■ GIVEN TASK ■
In the material below, find every line with "this" and pull it out.

........

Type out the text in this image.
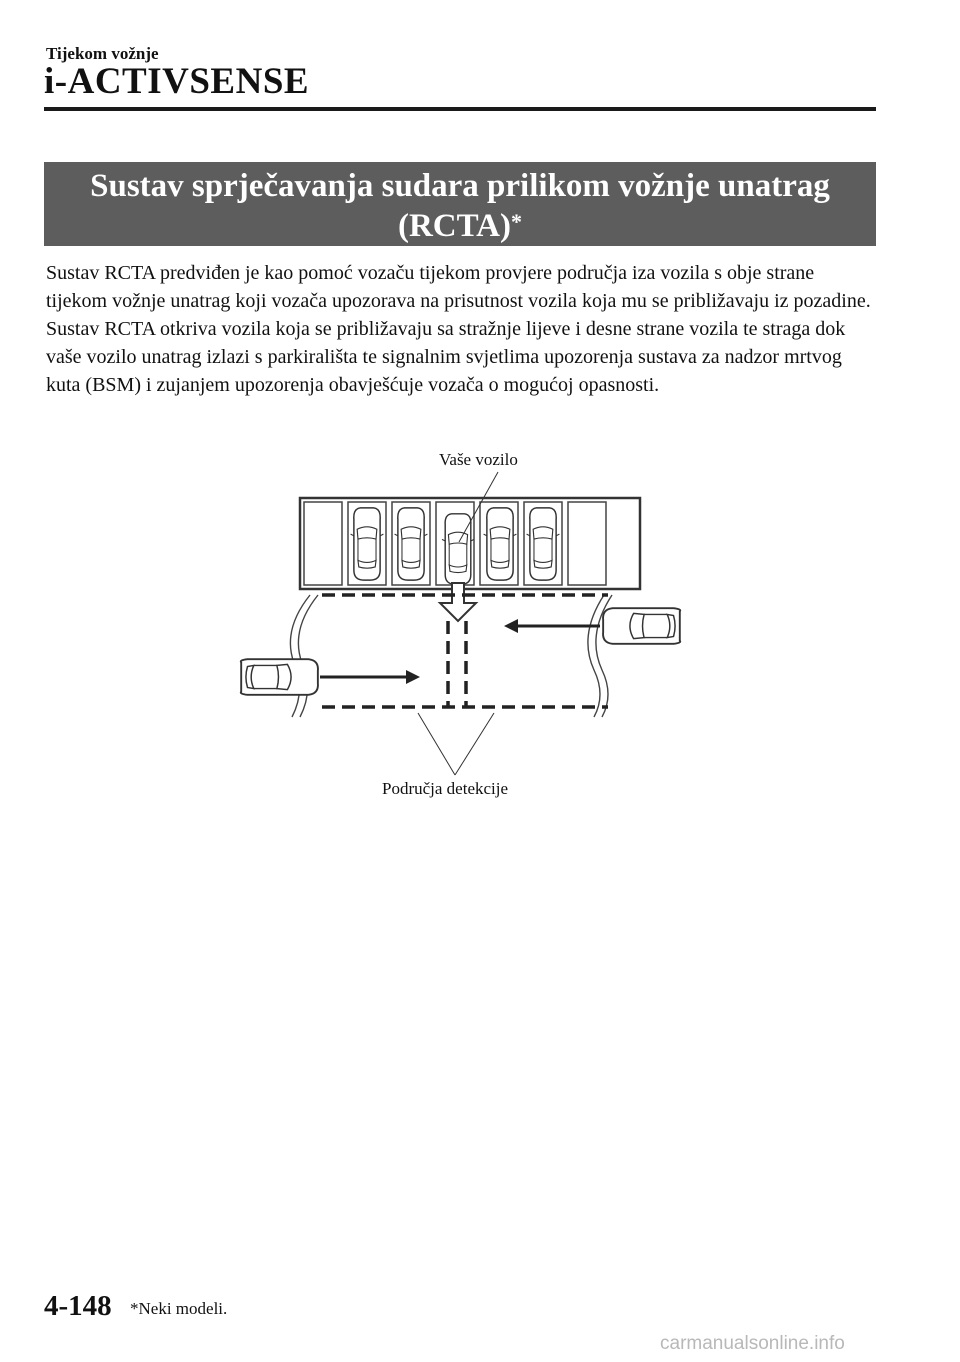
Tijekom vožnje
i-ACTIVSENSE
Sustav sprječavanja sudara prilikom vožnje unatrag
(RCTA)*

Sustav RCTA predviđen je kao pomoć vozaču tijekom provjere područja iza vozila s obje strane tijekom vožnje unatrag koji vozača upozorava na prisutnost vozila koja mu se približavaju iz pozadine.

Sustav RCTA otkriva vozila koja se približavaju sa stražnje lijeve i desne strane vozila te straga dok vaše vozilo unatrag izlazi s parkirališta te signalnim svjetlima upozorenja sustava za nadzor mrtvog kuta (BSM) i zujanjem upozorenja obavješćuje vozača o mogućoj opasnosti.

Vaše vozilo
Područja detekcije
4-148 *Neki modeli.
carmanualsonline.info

........

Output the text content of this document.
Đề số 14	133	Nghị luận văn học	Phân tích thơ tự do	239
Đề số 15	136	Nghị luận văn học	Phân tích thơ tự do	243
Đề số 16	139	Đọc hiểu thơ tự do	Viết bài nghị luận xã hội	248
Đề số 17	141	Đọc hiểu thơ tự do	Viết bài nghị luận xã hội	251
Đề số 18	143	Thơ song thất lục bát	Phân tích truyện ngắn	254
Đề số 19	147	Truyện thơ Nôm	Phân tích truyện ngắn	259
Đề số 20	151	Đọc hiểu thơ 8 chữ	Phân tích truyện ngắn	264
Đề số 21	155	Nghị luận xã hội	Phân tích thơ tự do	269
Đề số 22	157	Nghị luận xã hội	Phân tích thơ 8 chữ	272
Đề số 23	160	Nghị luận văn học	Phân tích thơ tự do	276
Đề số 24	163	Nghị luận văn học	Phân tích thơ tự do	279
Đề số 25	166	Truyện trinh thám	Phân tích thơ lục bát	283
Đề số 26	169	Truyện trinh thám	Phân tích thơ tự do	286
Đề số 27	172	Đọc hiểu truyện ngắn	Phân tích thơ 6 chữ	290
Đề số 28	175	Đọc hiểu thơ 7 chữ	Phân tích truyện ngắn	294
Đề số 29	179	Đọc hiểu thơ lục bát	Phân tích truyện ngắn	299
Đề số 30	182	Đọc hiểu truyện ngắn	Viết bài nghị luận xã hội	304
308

........

■ WRITTEN RESPONSE ■
Type out the text in this image.
Output the text content of this document.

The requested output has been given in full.